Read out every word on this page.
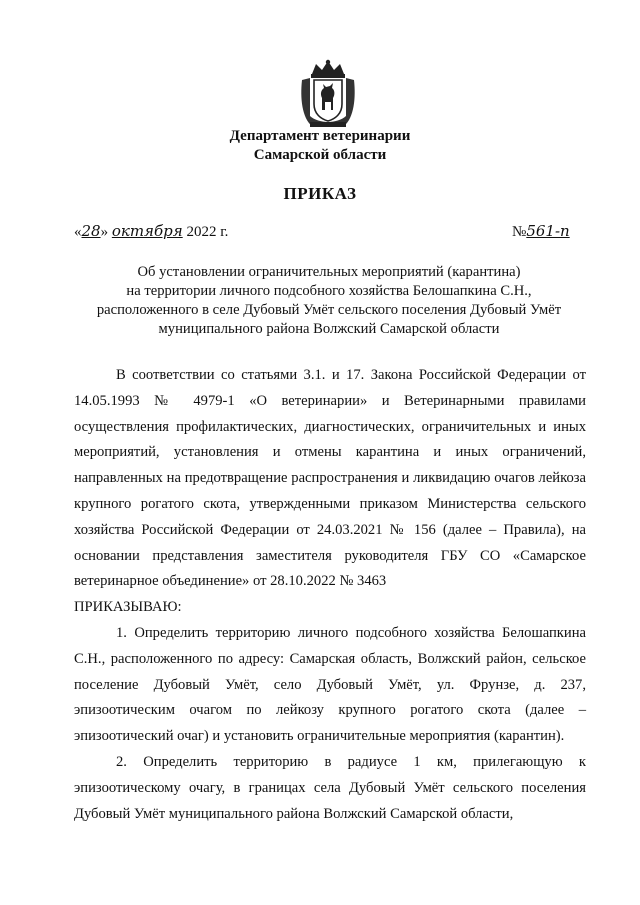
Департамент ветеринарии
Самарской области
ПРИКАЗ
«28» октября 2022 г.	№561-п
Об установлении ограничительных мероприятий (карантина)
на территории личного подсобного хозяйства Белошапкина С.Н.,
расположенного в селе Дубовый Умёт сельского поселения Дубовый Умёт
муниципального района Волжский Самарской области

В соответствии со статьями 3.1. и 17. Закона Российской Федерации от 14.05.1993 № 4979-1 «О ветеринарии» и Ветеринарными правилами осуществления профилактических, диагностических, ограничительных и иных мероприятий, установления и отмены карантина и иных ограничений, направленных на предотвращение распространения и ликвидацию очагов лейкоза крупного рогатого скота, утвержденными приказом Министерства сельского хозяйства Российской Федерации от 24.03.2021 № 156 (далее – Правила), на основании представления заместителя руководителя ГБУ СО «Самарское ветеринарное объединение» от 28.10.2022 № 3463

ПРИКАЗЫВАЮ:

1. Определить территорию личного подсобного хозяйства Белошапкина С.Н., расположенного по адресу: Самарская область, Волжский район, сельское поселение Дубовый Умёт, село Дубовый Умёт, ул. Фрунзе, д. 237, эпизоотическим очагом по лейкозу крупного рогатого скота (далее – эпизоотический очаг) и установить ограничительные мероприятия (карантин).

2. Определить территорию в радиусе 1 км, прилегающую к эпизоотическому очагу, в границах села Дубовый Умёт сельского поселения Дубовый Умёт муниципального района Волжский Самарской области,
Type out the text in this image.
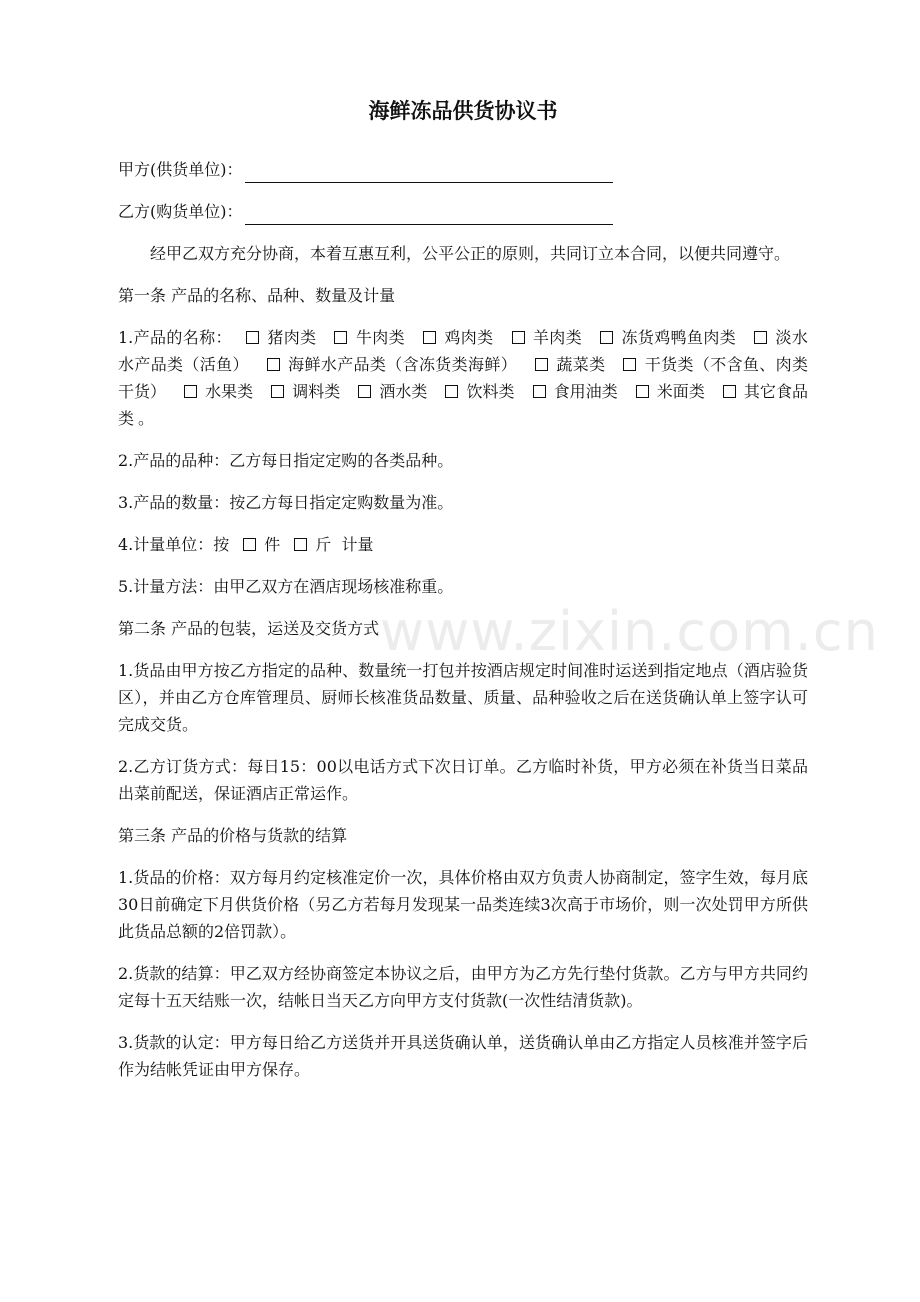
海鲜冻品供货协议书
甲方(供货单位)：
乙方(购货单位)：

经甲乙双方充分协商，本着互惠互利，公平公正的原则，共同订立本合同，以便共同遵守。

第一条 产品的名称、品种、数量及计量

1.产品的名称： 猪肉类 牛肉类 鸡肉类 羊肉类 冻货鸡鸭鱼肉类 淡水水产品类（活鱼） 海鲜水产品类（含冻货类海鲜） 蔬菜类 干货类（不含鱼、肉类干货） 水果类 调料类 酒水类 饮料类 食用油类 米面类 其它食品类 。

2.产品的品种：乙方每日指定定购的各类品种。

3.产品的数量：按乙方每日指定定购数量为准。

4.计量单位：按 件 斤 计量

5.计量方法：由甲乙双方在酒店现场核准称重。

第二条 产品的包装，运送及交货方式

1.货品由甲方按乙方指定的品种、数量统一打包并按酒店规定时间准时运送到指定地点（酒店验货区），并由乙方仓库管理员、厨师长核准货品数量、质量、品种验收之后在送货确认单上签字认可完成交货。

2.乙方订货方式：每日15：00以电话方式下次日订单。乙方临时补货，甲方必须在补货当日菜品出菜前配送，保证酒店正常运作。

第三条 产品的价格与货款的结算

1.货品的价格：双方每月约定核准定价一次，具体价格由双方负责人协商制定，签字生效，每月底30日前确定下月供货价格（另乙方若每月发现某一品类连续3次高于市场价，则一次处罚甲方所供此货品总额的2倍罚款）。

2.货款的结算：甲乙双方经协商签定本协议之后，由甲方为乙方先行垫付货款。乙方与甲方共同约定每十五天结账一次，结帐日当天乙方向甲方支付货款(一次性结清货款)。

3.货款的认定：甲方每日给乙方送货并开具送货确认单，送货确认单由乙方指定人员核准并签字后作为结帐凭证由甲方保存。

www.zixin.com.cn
········
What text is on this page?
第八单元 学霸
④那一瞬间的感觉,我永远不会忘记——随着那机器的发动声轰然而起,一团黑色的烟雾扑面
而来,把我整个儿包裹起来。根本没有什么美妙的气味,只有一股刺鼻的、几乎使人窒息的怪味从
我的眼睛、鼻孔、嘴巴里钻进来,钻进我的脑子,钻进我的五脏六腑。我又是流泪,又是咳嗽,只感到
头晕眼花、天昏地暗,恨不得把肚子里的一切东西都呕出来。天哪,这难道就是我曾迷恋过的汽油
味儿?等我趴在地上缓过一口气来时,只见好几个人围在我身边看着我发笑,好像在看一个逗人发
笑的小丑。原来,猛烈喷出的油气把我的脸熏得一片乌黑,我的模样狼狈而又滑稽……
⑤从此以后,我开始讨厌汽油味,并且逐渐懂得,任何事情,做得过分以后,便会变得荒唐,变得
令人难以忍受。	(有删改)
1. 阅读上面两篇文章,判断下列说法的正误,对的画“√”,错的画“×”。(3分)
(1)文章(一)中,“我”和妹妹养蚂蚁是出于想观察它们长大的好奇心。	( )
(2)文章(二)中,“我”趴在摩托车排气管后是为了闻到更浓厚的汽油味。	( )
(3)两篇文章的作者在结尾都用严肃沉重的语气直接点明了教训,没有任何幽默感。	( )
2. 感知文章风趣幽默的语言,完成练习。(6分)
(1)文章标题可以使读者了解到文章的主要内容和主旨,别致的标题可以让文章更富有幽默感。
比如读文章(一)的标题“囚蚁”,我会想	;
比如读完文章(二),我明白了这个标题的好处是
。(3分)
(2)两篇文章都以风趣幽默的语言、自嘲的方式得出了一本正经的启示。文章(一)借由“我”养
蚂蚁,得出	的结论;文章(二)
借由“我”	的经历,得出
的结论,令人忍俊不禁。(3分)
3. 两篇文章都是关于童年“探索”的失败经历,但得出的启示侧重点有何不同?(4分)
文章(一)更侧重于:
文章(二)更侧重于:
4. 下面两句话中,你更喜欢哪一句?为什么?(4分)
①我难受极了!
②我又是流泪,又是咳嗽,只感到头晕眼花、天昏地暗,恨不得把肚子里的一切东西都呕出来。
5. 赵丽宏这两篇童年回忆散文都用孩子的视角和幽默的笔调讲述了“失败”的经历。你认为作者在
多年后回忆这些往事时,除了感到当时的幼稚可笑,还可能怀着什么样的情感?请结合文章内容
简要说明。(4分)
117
········
* Required work *
Where a line above holds the string "this", show that line.

* Task response *
Read out every word on this page.
Type out the text in this image.
What text is on this page?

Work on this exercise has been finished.